--- Request ---
Retype every entry word for word.

——

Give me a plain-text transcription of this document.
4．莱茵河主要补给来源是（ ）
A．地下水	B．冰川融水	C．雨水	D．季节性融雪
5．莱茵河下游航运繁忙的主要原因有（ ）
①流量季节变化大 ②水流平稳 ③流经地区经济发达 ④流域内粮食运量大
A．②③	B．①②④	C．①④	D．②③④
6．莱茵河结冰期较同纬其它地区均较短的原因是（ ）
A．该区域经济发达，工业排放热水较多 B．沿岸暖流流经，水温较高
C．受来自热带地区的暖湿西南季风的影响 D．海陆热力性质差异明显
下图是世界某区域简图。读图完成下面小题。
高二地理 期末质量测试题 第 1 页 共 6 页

——

--- Answer to the exercise ---
Give me a plain-text transcription of this document.
4．莱茵河主要补给来源是（ ）
A．地下水	B．冰川融水	C．雨水	D．季节性融雪
5．莱茵河下游航运繁忙的主要原因有（ ）
①流量季节变化大 ②水流平稳 ③流经地区经济发达 ④流域内粮食运量大
A．②③	B．①②④	C．①④	D．②③④
6．莱茵河结冰期较同纬其它地区均较短的原因是（ ）
A．该区域经济发达，工业排放热水较多 B．沿岸暖流流经，水温较高
C．受来自热带地区的暖湿西南季风的影响 D．海陆热力性质差异明显
下图是世界某区域简图。读图完成下面小题。
高二地理 期末质量测试题 第 1 页 共 6 页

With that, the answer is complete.